◆ **THE REQUEST**:
Pull out every line in the data that has the string "ylabel" in it.

---------- RECORDS FOR THIS TASK ----------

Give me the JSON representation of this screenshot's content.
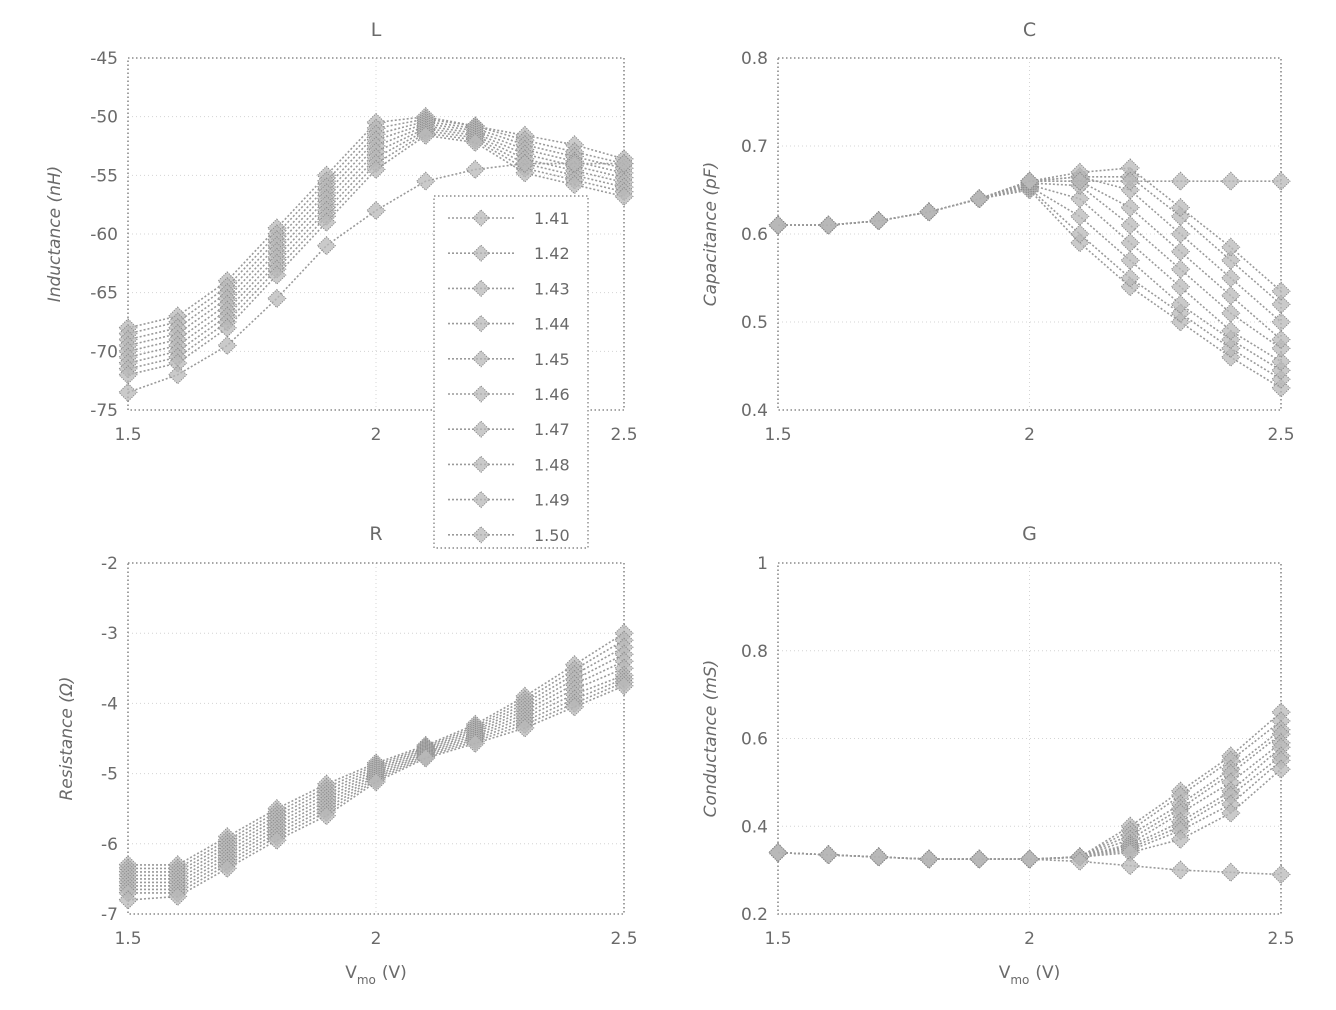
{
  "figure": {
    "xlabel": "V",
    "xlabel_sub": "mo",
    "xlabel_unit": "(V)"
  },
  "chart_data": [
    {
      "type": "line",
      "title": "L",
      "xlabel": "",
      "ylabel": "Inductance (nH)",
      "xlim": [
        1.5,
        2.5
      ],
      "ylim": [
        -75,
        -45
      ],
      "xticks": [
        1.5,
        2,
        2.5
      ],
      "xtick_labels": [
        "1.5",
        "2",
        "2.5"
      ],
      "yticks": [
        -45,
        -50,
        -55,
        -60,
        -65,
        -70,
        -75
      ],
      "ytick_labels": [
        "-45",
        "-50",
        "-55",
        "-60",
        "-65",
        "-70",
        "-75"
      ],
      "x": [
        1.5,
        1.6,
        1.7,
        1.8,
        1.9,
        2.0,
        2.1,
        2.2,
        2.3,
        2.4,
        2.5
      ],
      "series": [
        {
          "name": "1.41",
          "values": [
            -68.0,
            -67.0,
            -64.0,
            -59.5,
            -55.0,
            -50.5,
            -50.0,
            -50.8,
            -51.6,
            -52.4,
            -53.6
          ]
        },
        {
          "name": "1.42",
          "values": [
            -68.5,
            -67.5,
            -64.5,
            -60.0,
            -55.5,
            -51.0,
            -50.2,
            -50.8,
            -52.0,
            -53.0,
            -54.0
          ]
        },
        {
          "name": "1.43",
          "values": [
            -69.0,
            -68.0,
            -65.0,
            -60.5,
            -56.0,
            -51.5,
            -50.4,
            -51.0,
            -52.4,
            -53.4,
            -54.4
          ]
        },
        {
          "name": "1.44",
          "values": [
            -69.5,
            -68.5,
            -65.5,
            -61.0,
            -56.5,
            -52.0,
            -50.6,
            -51.2,
            -52.8,
            -53.8,
            -54.8
          ]
        },
        {
          "name": "1.45",
          "values": [
            -70.0,
            -69.0,
            -66.0,
            -61.5,
            -57.0,
            -52.5,
            -50.8,
            -51.4,
            -53.2,
            -54.2,
            -55.2
          ]
        },
        {
          "name": "1.46",
          "values": [
            -70.5,
            -69.5,
            -66.5,
            -62.0,
            -57.5,
            -53.0,
            -51.0,
            -51.6,
            -53.6,
            -54.6,
            -55.6
          ]
        },
        {
          "name": "1.47",
          "values": [
            -71.0,
            -70.0,
            -67.0,
            -62.5,
            -58.0,
            -53.5,
            -51.2,
            -51.8,
            -54.0,
            -55.0,
            -56.0
          ]
        },
        {
          "name": "1.48",
          "values": [
            -71.5,
            -70.5,
            -67.5,
            -63.0,
            -58.5,
            -54.0,
            -51.4,
            -52.0,
            -54.4,
            -55.4,
            -56.4
          ]
        },
        {
          "name": "1.49",
          "values": [
            -72.0,
            -71.0,
            -68.0,
            -63.5,
            -59.0,
            -54.5,
            -51.6,
            -52.2,
            -54.8,
            -55.8,
            -56.8
          ]
        },
        {
          "name": "1.50",
          "values": [
            -73.5,
            -72.0,
            -69.5,
            -65.5,
            -61.0,
            -58.0,
            -55.5,
            -54.5,
            -54.0,
            -54.0,
            -54.0
          ]
        }
      ],
      "legend": {
        "location": "upper-middle",
        "entries": [
          "1.41",
          "1.42",
          "1.43",
          "1.44",
          "1.45",
          "1.46",
          "1.47",
          "1.48",
          "1.49",
          "1.50"
        ]
      }
    },
    {
      "type": "line",
      "title": "C",
      "xlabel": "",
      "ylabel": "Capacitance (pF)",
      "xlim": [
        1.5,
        2.5
      ],
      "ylim": [
        0.4,
        0.8
      ],
      "xticks": [
        1.5,
        2,
        2.5
      ],
      "xtick_labels": [
        "1.5",
        "2",
        "2.5"
      ],
      "yticks": [
        0.4,
        0.5,
        0.6,
        0.7,
        0.8
      ],
      "ytick_labels": [
        "0.4",
        "0.5",
        "0.6",
        "0.7",
        "0.8"
      ],
      "x": [
        1.5,
        1.6,
        1.7,
        1.8,
        1.9,
        2.0,
        2.1,
        2.2,
        2.3,
        2.4,
        2.5
      ],
      "series": [
        {
          "name": "1.41",
          "values": [
            0.61,
            0.61,
            0.615,
            0.625,
            0.64,
            0.65,
            0.59,
            0.54,
            0.5,
            0.46,
            0.425
          ]
        },
        {
          "name": "1.42",
          "values": [
            0.61,
            0.61,
            0.615,
            0.625,
            0.64,
            0.652,
            0.6,
            0.55,
            0.51,
            0.47,
            0.435
          ]
        },
        {
          "name": "1.43",
          "values": [
            0.61,
            0.61,
            0.615,
            0.625,
            0.64,
            0.654,
            0.62,
            0.57,
            0.52,
            0.48,
            0.445
          ]
        },
        {
          "name": "1.44",
          "values": [
            0.61,
            0.61,
            0.615,
            0.625,
            0.64,
            0.656,
            0.64,
            0.59,
            0.54,
            0.49,
            0.455
          ]
        },
        {
          "name": "1.45",
          "values": [
            0.61,
            0.61,
            0.615,
            0.625,
            0.64,
            0.658,
            0.655,
            0.61,
            0.56,
            0.51,
            0.47
          ]
        },
        {
          "name": "1.46",
          "values": [
            0.61,
            0.61,
            0.615,
            0.625,
            0.64,
            0.66,
            0.66,
            0.63,
            0.58,
            0.53,
            0.48
          ]
        },
        {
          "name": "1.47",
          "values": [
            0.61,
            0.61,
            0.615,
            0.625,
            0.64,
            0.66,
            0.665,
            0.65,
            0.6,
            0.55,
            0.5
          ]
        },
        {
          "name": "1.48",
          "values": [
            0.61,
            0.61,
            0.615,
            0.625,
            0.64,
            0.66,
            0.665,
            0.665,
            0.62,
            0.57,
            0.52
          ]
        },
        {
          "name": "1.49",
          "values": [
            0.61,
            0.61,
            0.615,
            0.625,
            0.64,
            0.66,
            0.67,
            0.675,
            0.63,
            0.585,
            0.535
          ]
        },
        {
          "name": "1.50",
          "values": [
            0.61,
            0.61,
            0.615,
            0.625,
            0.64,
            0.66,
            0.66,
            0.66,
            0.66,
            0.66,
            0.66
          ]
        }
      ]
    },
    {
      "type": "line",
      "title": "R",
      "xlabel": "V_mo (V)",
      "ylabel": "Resistance (Ω)",
      "xlim": [
        1.5,
        2.5
      ],
      "ylim": [
        -7,
        -2
      ],
      "xticks": [
        1.5,
        2,
        2.5
      ],
      "xtick_labels": [
        "1.5",
        "2",
        "2.5"
      ],
      "yticks": [
        -2,
        -3,
        -4,
        -5,
        -6,
        -7
      ],
      "ytick_labels": [
        "-2",
        "-3",
        "-4",
        "-5",
        "-6",
        "-7"
      ],
      "x": [
        1.5,
        1.6,
        1.7,
        1.8,
        1.9,
        2.0,
        2.1,
        2.2,
        2.3,
        2.4,
        2.5
      ],
      "series": [
        {
          "name": "1.41",
          "values": [
            -6.3,
            -6.3,
            -5.9,
            -5.5,
            -5.15,
            -4.85,
            -4.6,
            -4.3,
            -3.9,
            -3.45,
            -3.0
          ]
        },
        {
          "name": "1.42",
          "values": [
            -6.35,
            -6.35,
            -5.95,
            -5.55,
            -5.2,
            -4.88,
            -4.62,
            -4.33,
            -3.95,
            -3.52,
            -3.1
          ]
        },
        {
          "name": "1.43",
          "values": [
            -6.4,
            -6.4,
            -6.0,
            -5.6,
            -5.25,
            -4.91,
            -4.64,
            -4.36,
            -4.0,
            -3.59,
            -3.2
          ]
        },
        {
          "name": "1.44",
          "values": [
            -6.45,
            -6.45,
            -6.05,
            -5.65,
            -5.3,
            -4.94,
            -4.66,
            -4.39,
            -4.05,
            -3.66,
            -3.3
          ]
        },
        {
          "name": "1.45",
          "values": [
            -6.5,
            -6.5,
            -6.1,
            -5.7,
            -5.35,
            -4.97,
            -4.68,
            -4.42,
            -4.1,
            -3.73,
            -3.4
          ]
        },
        {
          "name": "1.46",
          "values": [
            -6.55,
            -6.55,
            -6.15,
            -5.75,
            -5.4,
            -5.0,
            -4.7,
            -4.45,
            -4.15,
            -3.8,
            -3.5
          ]
        },
        {
          "name": "1.47",
          "values": [
            -6.6,
            -6.6,
            -6.2,
            -5.8,
            -5.45,
            -5.03,
            -4.72,
            -4.48,
            -4.2,
            -3.87,
            -3.6
          ]
        },
        {
          "name": "1.48",
          "values": [
            -6.65,
            -6.65,
            -6.25,
            -5.85,
            -5.5,
            -5.06,
            -4.74,
            -4.51,
            -4.25,
            -3.94,
            -3.65
          ]
        },
        {
          "name": "1.49",
          "values": [
            -6.7,
            -6.7,
            -6.3,
            -5.9,
            -5.55,
            -5.09,
            -4.76,
            -4.54,
            -4.3,
            -4.0,
            -3.7
          ]
        },
        {
          "name": "1.50",
          "values": [
            -6.8,
            -6.75,
            -6.35,
            -5.95,
            -5.6,
            -5.12,
            -4.78,
            -4.57,
            -4.35,
            -4.05,
            -3.75
          ]
        }
      ]
    },
    {
      "type": "line",
      "title": "G",
      "xlabel": "V_mo (V)",
      "ylabel": "Conductance (mS)",
      "xlim": [
        1.5,
        2.5
      ],
      "ylim": [
        0.2,
        1.0
      ],
      "xticks": [
        1.5,
        2,
        2.5
      ],
      "xtick_labels": [
        "1.5",
        "2",
        "2.5"
      ],
      "yticks": [
        1.0,
        0.8,
        0.6,
        0.4,
        0.2
      ],
      "ytick_labels": [
        "1",
        "0.8",
        "0.6",
        "0.4",
        "0.2"
      ],
      "x": [
        1.5,
        1.6,
        1.7,
        1.8,
        1.9,
        2.0,
        2.1,
        2.2,
        2.3,
        2.4,
        2.5
      ],
      "series": [
        {
          "name": "1.41",
          "values": [
            0.34,
            0.335,
            0.33,
            0.325,
            0.325,
            0.325,
            0.33,
            0.4,
            0.48,
            0.56,
            0.66
          ]
        },
        {
          "name": "1.42",
          "values": [
            0.34,
            0.335,
            0.33,
            0.325,
            0.325,
            0.325,
            0.33,
            0.39,
            0.47,
            0.55,
            0.64
          ]
        },
        {
          "name": "1.43",
          "values": [
            0.34,
            0.335,
            0.33,
            0.325,
            0.325,
            0.325,
            0.33,
            0.38,
            0.45,
            0.53,
            0.62
          ]
        },
        {
          "name": "1.44",
          "values": [
            0.34,
            0.335,
            0.33,
            0.325,
            0.325,
            0.325,
            0.33,
            0.37,
            0.44,
            0.52,
            0.61
          ]
        },
        {
          "name": "1.45",
          "values": [
            0.34,
            0.335,
            0.33,
            0.325,
            0.325,
            0.325,
            0.33,
            0.36,
            0.43,
            0.5,
            0.59
          ]
        },
        {
          "name": "1.46",
          "values": [
            0.34,
            0.335,
            0.33,
            0.325,
            0.325,
            0.325,
            0.33,
            0.355,
            0.41,
            0.48,
            0.58
          ]
        },
        {
          "name": "1.47",
          "values": [
            0.34,
            0.335,
            0.33,
            0.325,
            0.325,
            0.325,
            0.33,
            0.35,
            0.4,
            0.47,
            0.56
          ]
        },
        {
          "name": "1.48",
          "values": [
            0.34,
            0.335,
            0.33,
            0.325,
            0.325,
            0.325,
            0.33,
            0.345,
            0.39,
            0.45,
            0.55
          ]
        },
        {
          "name": "1.49",
          "values": [
            0.34,
            0.335,
            0.33,
            0.325,
            0.325,
            0.325,
            0.33,
            0.34,
            0.37,
            0.43,
            0.53
          ]
        },
        {
          "name": "1.50",
          "values": [
            0.34,
            0.335,
            0.33,
            0.325,
            0.325,
            0.325,
            0.32,
            0.31,
            0.3,
            0.295,
            0.29
          ]
        }
      ]
    }
  ]
}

----------

◆ **ANSWER TO THE PROBLEM**:
      "ylabel": "Inductance (nH)",
      "ylabel": "Capacitance (pF)",
      "ylabel": "Resistance (Ω)",
      "ylabel": "Conductance (mS)",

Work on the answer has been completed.